What is being asked ▸ Give all the lines below again, exactly, with no pictures.

Data provided ▸
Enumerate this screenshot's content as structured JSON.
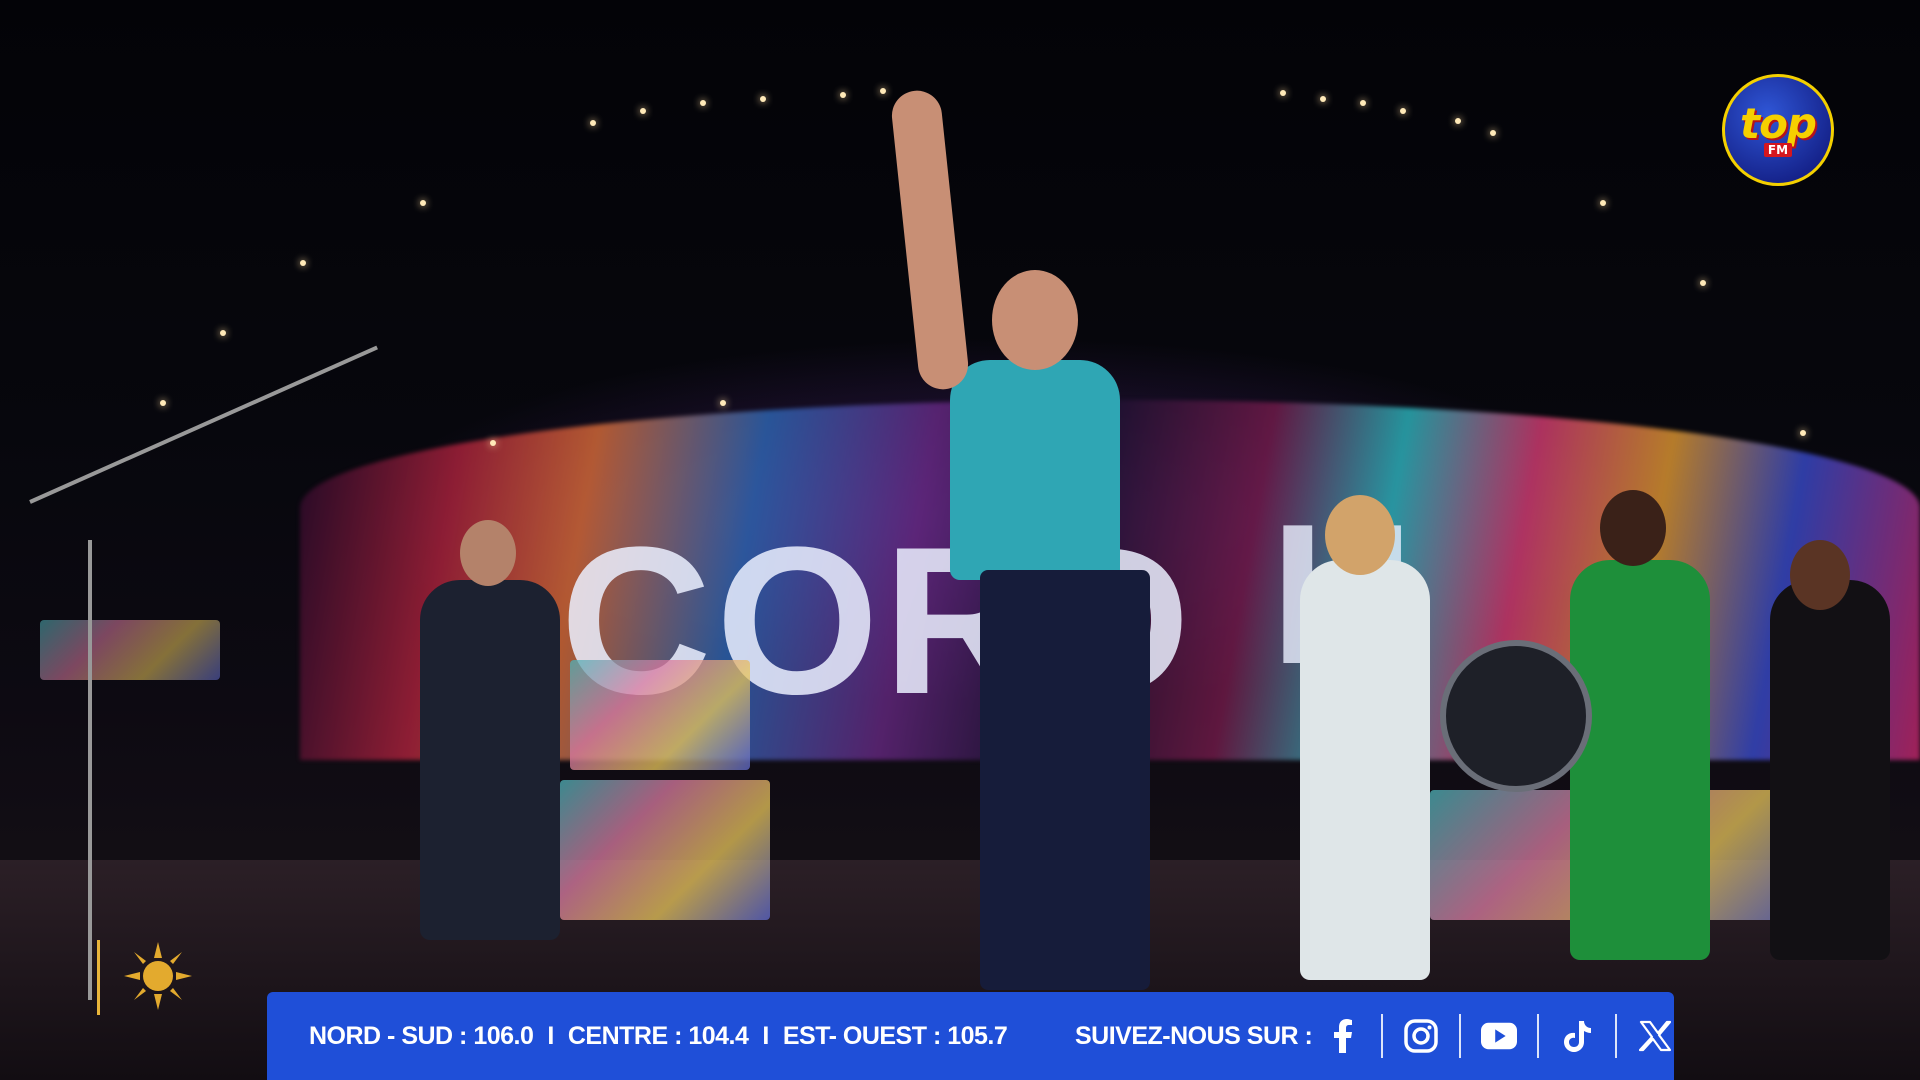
{
  "banner": {
    "frequencies": [
      {
        "label": "NORD - SUD : 106.0"
      },
      {
        "label": "CENTRE : 104.4"
      },
      {
        "label": "EST- OUEST : 105.7"
      }
    ],
    "separator": "I",
    "follow_label": "SUIVEZ-NOUS SUR :",
    "social": [
      "facebook-icon",
      "instagram-icon",
      "youtube-icon",
      "tiktok-icon",
      "x-icon"
    ],
    "background_color": "#1f4fd8"
  },
  "logo": {
    "top": "top",
    "fm": "FM"
  },
  "stage_screen": {
    "text_left": "CORD",
    "text_right": "H"
  },
  "colors": {
    "logo_yellow": "#f6d000",
    "logo_red": "#d4161e",
    "accent_gold": "#e9b53a"
  }
}
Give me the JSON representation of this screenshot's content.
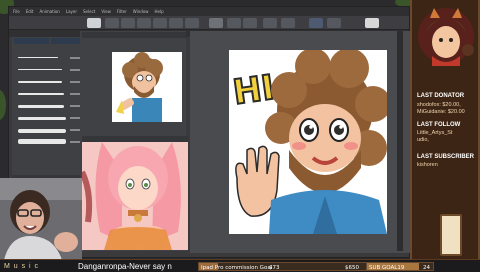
{
  "menubar": {
    "items": [
      "File",
      "Edit",
      "Animation",
      "Layer",
      "Select",
      "View",
      "Filter",
      "Window",
      "Help"
    ]
  },
  "overlay": {
    "donator_heading": "LAST DONATOR",
    "donator_lines": "shodofox: $20.00,\nMiGuidanie: $20.00",
    "follow_heading": "LAST FOLLOW",
    "follow_name": "Little_Artys_St\nudio,",
    "subscriber_heading": "LAST SUBSCRIBER",
    "subscriber_name": "kishoren"
  },
  "bottombar": {
    "music_label": "M u s i c",
    "song": "Danganronpa-Never say n",
    "goal_label": "Ipad Pro commission Goal",
    "goal_current": "$73",
    "goal_target": "$650",
    "goal_progress": 0.11,
    "sub_goal_label": "SUB GOAL19",
    "sub_goal_count": "24",
    "sub_goal_progress": 0.79
  },
  "icons": {
    "cup": "cup-icon",
    "fox_mascot": "fox-mascot-icon",
    "webcam": "webcam-feed"
  }
}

Task answer ▸
Enumerate this screenshot's content as structured JSON.
{
  "banner": {
    "frequencies": [
      {
        "label": "NORD - SUD : 106.0"
      },
      {
        "label": "CENTRE : 104.4"
      },
      {
        "label": "EST- OUEST : 105.7"
      }
    ],
    "separator": "I",
    "follow_label": "SUIVEZ-NOUS SUR :",
    "social": [
      "facebook-icon",
      "instagram-icon",
      "youtube-icon",
      "tiktok-icon",
      "x-icon"
    ],
    "background_color": "#1f4fd8"
  },
  "logo": {
    "top": "top",
    "fm": "FM"
  },
  "stage_screen": {
    "text_left": "CORD",
    "text_right": "H"
  },
  "colors": {
    "logo_yellow": "#f6d000",
    "logo_red": "#d4161e",
    "accent_gold": "#e9b53a"
  }
}
Give me the JSON representation of this screenshot's content.
{
  "menubar": {
    "items": [
      "File",
      "Edit",
      "Animation",
      "Layer",
      "Select",
      "View",
      "Filter",
      "Window",
      "Help"
    ]
  },
  "overlay": {
    "donator_heading": "LAST DONATOR",
    "donator_lines": "shodofox: $20.00,\nMiGuidanie: $20.00",
    "follow_heading": "LAST FOLLOW",
    "follow_name": "Little_Artys_St\nudio,",
    "subscriber_heading": "LAST SUBSCRIBER",
    "subscriber_name": "kishoren"
  },
  "bottombar": {
    "music_label": "M u s i c",
    "song": "Danganronpa-Never say n",
    "goal_label": "Ipad Pro commission Goal",
    "goal_current": "$73",
    "goal_target": "$650",
    "goal_progress": 0.11,
    "sub_goal_label": "SUB GOAL19",
    "sub_goal_count": "24",
    "sub_goal_progress": 0.79
  },
  "icons": {
    "cup": "cup-icon",
    "fox_mascot": "fox-mascot-icon",
    "webcam": "webcam-feed"
  }
}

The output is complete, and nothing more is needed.